== Task input ==
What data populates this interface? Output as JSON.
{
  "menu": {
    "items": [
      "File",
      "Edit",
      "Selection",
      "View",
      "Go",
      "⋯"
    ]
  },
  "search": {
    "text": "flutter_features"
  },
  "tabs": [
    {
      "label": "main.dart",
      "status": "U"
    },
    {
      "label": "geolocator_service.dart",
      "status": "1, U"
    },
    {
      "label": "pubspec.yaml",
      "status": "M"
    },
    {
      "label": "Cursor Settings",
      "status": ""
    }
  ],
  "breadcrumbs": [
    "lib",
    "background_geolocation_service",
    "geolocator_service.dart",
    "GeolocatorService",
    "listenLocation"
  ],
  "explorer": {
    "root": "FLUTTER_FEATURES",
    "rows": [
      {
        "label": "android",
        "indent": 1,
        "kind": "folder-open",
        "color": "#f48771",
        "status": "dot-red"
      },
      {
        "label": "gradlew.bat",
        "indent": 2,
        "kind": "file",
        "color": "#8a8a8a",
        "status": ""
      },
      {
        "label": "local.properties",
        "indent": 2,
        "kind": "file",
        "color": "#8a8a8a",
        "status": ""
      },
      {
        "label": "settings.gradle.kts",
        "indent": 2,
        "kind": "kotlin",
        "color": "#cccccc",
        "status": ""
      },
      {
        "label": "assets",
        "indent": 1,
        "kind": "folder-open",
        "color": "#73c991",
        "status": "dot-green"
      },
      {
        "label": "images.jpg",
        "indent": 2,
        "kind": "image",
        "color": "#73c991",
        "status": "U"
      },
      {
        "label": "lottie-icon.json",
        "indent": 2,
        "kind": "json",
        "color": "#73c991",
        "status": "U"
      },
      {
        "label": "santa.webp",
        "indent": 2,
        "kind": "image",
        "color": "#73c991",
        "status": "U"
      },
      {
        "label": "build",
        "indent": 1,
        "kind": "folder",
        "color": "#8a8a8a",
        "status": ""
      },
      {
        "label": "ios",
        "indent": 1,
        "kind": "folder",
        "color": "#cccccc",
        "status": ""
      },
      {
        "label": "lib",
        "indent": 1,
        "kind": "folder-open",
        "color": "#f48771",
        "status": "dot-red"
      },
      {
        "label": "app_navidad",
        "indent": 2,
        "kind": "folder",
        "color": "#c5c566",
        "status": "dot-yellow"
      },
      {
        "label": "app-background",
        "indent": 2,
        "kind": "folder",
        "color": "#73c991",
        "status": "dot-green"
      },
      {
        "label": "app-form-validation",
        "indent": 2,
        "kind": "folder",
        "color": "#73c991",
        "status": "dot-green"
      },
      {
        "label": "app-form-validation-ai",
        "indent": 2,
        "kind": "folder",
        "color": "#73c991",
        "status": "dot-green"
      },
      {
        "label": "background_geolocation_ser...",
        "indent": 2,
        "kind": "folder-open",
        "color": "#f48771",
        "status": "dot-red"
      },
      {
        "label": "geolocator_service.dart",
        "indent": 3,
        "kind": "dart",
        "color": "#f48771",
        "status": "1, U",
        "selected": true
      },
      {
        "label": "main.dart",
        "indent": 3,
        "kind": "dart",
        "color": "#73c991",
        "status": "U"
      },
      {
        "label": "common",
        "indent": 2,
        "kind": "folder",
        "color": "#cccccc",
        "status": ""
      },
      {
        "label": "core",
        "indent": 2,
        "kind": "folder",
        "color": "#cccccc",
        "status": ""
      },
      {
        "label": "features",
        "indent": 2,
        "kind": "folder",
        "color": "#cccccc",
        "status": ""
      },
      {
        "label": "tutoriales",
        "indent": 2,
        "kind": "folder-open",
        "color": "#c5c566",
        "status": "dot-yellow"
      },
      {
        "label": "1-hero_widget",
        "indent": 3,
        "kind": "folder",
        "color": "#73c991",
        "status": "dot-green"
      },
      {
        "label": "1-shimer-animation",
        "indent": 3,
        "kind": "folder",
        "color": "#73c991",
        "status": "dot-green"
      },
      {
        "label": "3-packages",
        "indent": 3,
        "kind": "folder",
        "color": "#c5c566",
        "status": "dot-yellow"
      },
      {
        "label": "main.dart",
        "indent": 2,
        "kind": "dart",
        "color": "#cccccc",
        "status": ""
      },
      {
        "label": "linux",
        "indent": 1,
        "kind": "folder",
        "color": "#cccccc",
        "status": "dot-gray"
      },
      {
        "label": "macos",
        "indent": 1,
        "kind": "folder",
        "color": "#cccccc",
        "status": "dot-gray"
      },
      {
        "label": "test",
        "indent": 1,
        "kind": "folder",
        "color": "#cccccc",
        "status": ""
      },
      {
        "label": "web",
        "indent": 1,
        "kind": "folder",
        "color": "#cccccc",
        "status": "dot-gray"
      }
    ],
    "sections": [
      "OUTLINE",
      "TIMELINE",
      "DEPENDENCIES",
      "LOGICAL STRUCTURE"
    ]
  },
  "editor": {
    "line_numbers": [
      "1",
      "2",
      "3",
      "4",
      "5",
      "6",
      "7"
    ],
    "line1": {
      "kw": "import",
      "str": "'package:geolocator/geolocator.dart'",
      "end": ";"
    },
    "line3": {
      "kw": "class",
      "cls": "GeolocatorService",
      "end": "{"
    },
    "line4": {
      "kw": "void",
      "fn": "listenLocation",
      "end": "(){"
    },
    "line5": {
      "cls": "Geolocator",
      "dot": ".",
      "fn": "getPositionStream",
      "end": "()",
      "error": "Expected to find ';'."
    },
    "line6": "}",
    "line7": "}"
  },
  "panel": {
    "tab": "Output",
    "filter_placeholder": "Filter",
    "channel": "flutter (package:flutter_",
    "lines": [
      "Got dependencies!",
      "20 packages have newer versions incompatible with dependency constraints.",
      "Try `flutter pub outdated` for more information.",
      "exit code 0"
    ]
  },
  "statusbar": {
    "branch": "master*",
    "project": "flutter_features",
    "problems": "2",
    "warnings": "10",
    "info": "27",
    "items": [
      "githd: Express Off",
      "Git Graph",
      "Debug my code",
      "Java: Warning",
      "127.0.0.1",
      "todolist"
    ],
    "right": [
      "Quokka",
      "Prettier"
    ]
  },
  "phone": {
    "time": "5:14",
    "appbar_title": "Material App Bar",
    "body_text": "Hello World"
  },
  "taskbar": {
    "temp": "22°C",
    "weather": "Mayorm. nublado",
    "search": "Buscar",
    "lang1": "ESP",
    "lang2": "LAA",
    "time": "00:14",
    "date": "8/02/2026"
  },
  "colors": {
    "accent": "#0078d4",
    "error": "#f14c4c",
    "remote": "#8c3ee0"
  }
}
===
== Task input ==
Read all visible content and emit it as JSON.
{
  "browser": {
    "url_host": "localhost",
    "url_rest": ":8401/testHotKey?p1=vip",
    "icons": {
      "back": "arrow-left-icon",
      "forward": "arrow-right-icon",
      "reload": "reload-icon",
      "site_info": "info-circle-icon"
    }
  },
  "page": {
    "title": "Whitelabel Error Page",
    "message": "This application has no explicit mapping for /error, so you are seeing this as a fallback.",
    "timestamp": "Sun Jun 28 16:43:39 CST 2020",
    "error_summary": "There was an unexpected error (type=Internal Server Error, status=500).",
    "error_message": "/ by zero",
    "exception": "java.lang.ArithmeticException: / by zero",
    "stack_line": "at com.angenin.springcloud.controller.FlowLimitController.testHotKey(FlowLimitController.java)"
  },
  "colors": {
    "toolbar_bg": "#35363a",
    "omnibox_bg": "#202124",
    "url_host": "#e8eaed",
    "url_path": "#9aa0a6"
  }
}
===
== Task input ==
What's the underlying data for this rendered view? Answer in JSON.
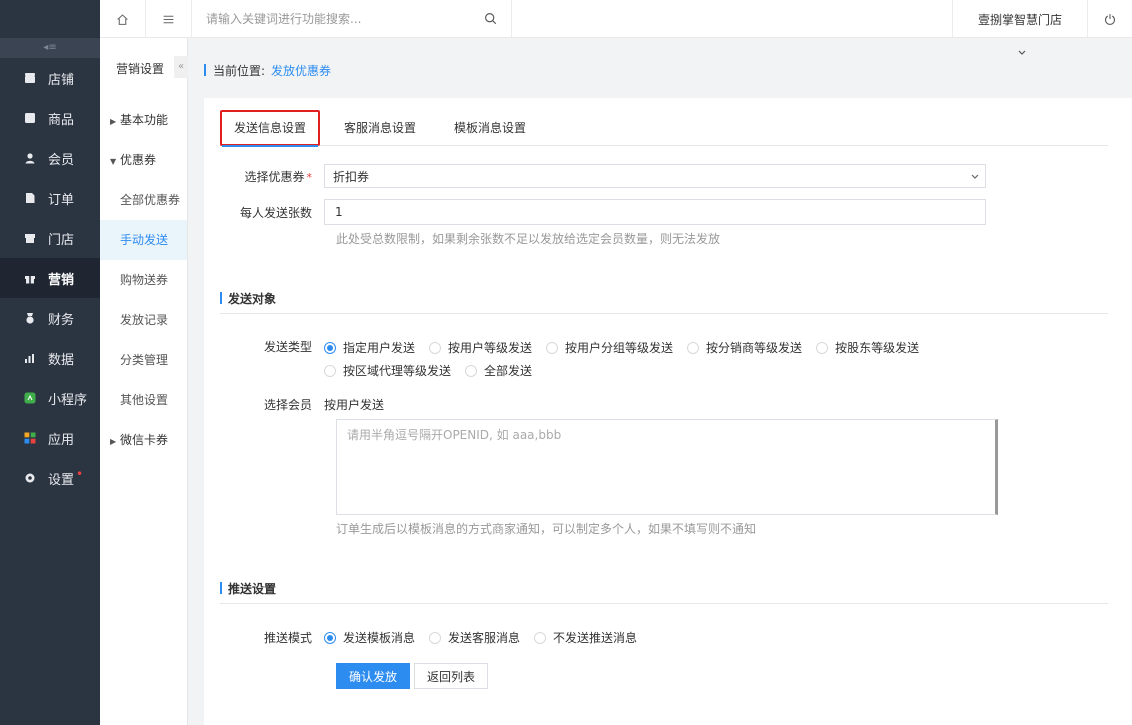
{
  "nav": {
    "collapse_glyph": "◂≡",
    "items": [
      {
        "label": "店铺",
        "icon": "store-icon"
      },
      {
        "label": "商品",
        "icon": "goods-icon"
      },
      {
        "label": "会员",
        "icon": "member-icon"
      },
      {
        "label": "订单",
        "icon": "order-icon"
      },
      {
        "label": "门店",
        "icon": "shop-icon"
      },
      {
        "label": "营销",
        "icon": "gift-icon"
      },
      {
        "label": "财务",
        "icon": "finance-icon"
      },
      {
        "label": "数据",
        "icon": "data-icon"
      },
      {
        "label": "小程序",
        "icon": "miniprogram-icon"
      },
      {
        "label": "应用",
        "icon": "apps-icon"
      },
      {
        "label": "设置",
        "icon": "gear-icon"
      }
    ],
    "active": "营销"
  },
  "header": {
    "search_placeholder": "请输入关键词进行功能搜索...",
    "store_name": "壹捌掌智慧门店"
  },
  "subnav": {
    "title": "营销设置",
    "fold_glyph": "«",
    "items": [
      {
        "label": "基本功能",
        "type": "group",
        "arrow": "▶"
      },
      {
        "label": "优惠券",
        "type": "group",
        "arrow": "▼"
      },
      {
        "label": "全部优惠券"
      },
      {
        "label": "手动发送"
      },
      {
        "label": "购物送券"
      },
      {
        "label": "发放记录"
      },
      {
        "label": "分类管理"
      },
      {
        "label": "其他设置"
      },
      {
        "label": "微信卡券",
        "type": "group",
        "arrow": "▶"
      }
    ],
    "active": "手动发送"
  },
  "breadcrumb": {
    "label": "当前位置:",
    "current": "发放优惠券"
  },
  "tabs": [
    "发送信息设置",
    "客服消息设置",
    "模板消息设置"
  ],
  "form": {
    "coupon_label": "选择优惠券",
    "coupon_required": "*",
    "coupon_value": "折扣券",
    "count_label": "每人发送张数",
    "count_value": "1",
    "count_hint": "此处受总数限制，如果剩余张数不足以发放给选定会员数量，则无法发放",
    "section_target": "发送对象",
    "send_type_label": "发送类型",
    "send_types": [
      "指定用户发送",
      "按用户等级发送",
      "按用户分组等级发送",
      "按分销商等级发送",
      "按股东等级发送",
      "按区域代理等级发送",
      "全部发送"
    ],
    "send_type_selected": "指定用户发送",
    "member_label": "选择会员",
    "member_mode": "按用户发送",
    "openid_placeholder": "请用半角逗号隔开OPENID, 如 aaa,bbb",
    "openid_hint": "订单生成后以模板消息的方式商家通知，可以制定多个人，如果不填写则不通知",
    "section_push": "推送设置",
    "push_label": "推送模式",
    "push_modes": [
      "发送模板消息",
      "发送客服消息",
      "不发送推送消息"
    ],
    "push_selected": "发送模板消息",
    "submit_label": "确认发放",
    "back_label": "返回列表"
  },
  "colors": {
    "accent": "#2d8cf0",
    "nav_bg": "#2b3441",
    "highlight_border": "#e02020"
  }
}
===
● **Instructions for the task**:
Only lines with the string "arrow" belong in your answer; copy each one.

● **Worked answer**:
      "back": "arrow-left-icon",
      "forward": "arrow-right-icon",
        "arrow": "▶"
        "arrow": "▼"
        "arrow": "▶"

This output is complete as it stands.